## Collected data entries
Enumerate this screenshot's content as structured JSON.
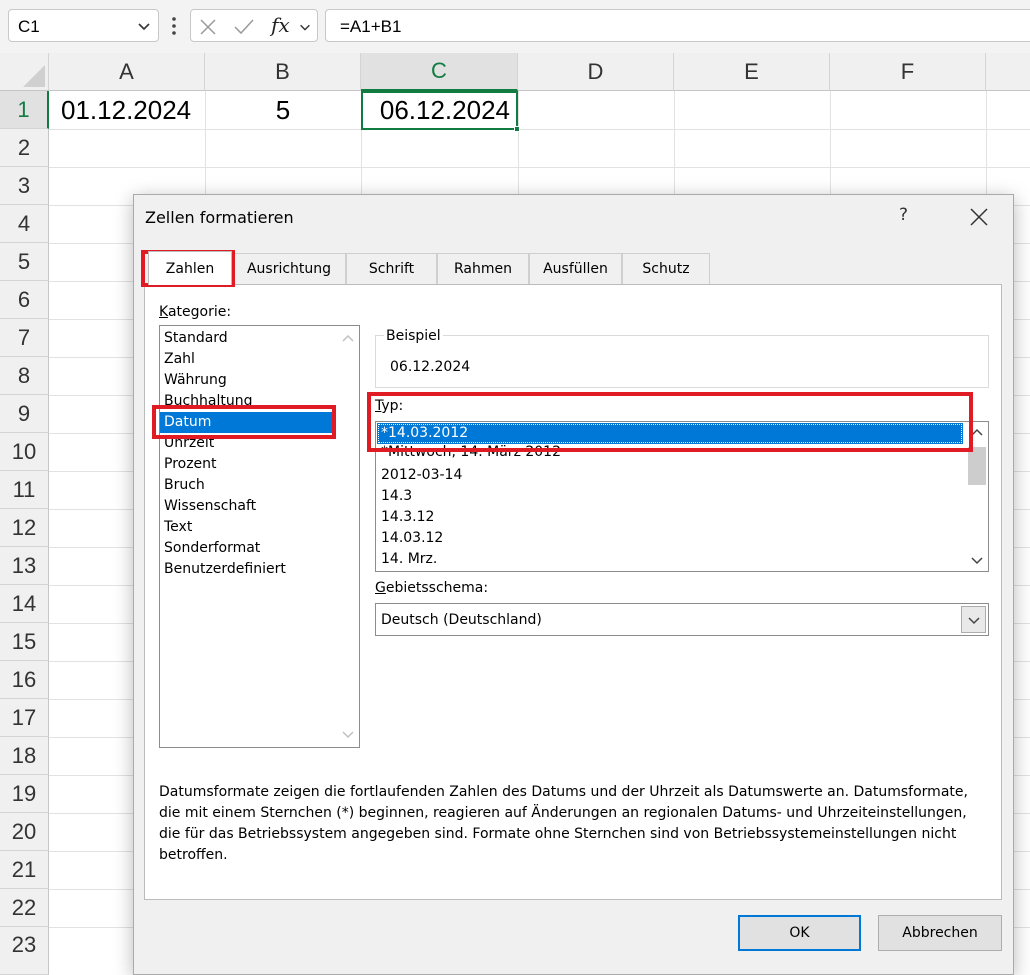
{
  "formula_bar": {
    "name_box": "C1",
    "formula": "=A1+B1",
    "fx_label": "fx"
  },
  "grid": {
    "columns": [
      "A",
      "B",
      "C",
      "D",
      "E",
      "F"
    ],
    "rows": [
      "1",
      "2",
      "3",
      "4",
      "5",
      "6",
      "7",
      "8",
      "9",
      "10",
      "11",
      "12",
      "13",
      "14",
      "15",
      "16",
      "17",
      "18",
      "19",
      "20",
      "21",
      "22",
      "23"
    ],
    "selected_cell": "C1",
    "cells": {
      "A1": "01.12.2024",
      "B1": "5",
      "C1": "06.12.2024"
    }
  },
  "dialog": {
    "title": "Zellen formatieren",
    "help": "?",
    "tabs": [
      "Zahlen",
      "Ausrichtung",
      "Schrift",
      "Rahmen",
      "Ausfüllen",
      "Schutz"
    ],
    "active_tab": "Zahlen",
    "kategorie_label_u": "K",
    "kategorie_label_rest": "ategorie:",
    "categories": [
      "Standard",
      "Zahl",
      "Währung",
      "Buchhaltung",
      "Datum",
      "Uhrzeit",
      "Prozent",
      "Bruch",
      "Wissenschaft",
      "Text",
      "Sonderformat",
      "Benutzerdefiniert"
    ],
    "selected_category": "Datum",
    "beispiel_label": "Beispiel",
    "beispiel_value": "06.12.2024",
    "typ_label_u": "T",
    "typ_label_rest": "yp:",
    "types": [
      "*14.03.2012",
      "*Mittwoch, 14. März 2012",
      "2012-03-14",
      "14.3",
      "14.3.12",
      "14.03.12",
      "14. Mrz."
    ],
    "selected_type": "*14.03.2012",
    "gebiet_label_u": "G",
    "gebiet_label_rest": "ebietsschema:",
    "gebiet_value": "Deutsch (Deutschland)",
    "description": "Datumsformate zeigen die fortlaufenden Zahlen des Datums und der Uhrzeit als Datumswerte an. Datumsformate, die mit einem Sternchen (*) beginnen, reagieren auf Änderungen an regionalen Datums- und Uhrzeiteinstellungen, die für das Betriebssystem angegeben sind. Formate ohne Sternchen sind von Betriebssystemeinstellungen nicht betroffen.",
    "ok_label": "OK",
    "cancel_label": "Abbrechen"
  },
  "colors": {
    "excel_green": "#107c41",
    "selection_blue": "#0078d7",
    "highlight_red": "#e01b24"
  }
}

## Short task
All of the data above should be quoted exactly, except for the pictures.

## Written response
Enumerate this screenshot's content as structured JSON.
{
  "formula_bar": {
    "name_box": "C1",
    "formula": "=A1+B1",
    "fx_label": "fx"
  },
  "grid": {
    "columns": [
      "A",
      "B",
      "C",
      "D",
      "E",
      "F"
    ],
    "rows": [
      "1",
      "2",
      "3",
      "4",
      "5",
      "6",
      "7",
      "8",
      "9",
      "10",
      "11",
      "12",
      "13",
      "14",
      "15",
      "16",
      "17",
      "18",
      "19",
      "20",
      "21",
      "22",
      "23"
    ],
    "selected_cell": "C1",
    "cells": {
      "A1": "01.12.2024",
      "B1": "5",
      "C1": "06.12.2024"
    }
  },
  "dialog": {
    "title": "Zellen formatieren",
    "help": "?",
    "tabs": [
      "Zahlen",
      "Ausrichtung",
      "Schrift",
      "Rahmen",
      "Ausfüllen",
      "Schutz"
    ],
    "active_tab": "Zahlen",
    "kategorie_label_u": "K",
    "kategorie_label_rest": "ategorie:",
    "categories": [
      "Standard",
      "Zahl",
      "Währung",
      "Buchhaltung",
      "Datum",
      "Uhrzeit",
      "Prozent",
      "Bruch",
      "Wissenschaft",
      "Text",
      "Sonderformat",
      "Benutzerdefiniert"
    ],
    "selected_category": "Datum",
    "beispiel_label": "Beispiel",
    "beispiel_value": "06.12.2024",
    "typ_label_u": "T",
    "typ_label_rest": "yp:",
    "types": [
      "*14.03.2012",
      "*Mittwoch, 14. März 2012",
      "2012-03-14",
      "14.3",
      "14.3.12",
      "14.03.12",
      "14. Mrz."
    ],
    "selected_type": "*14.03.2012",
    "gebiet_label_u": "G",
    "gebiet_label_rest": "ebietsschema:",
    "gebiet_value": "Deutsch (Deutschland)",
    "description": "Datumsformate zeigen die fortlaufenden Zahlen des Datums und der Uhrzeit als Datumswerte an. Datumsformate, die mit einem Sternchen (*) beginnen, reagieren auf Änderungen an regionalen Datums- und Uhrzeiteinstellungen, die für das Betriebssystem angegeben sind. Formate ohne Sternchen sind von Betriebssystemeinstellungen nicht betroffen.",
    "ok_label": "OK",
    "cancel_label": "Abbrechen"
  },
  "colors": {
    "excel_green": "#107c41",
    "selection_blue": "#0078d7",
    "highlight_red": "#e01b24"
  }
}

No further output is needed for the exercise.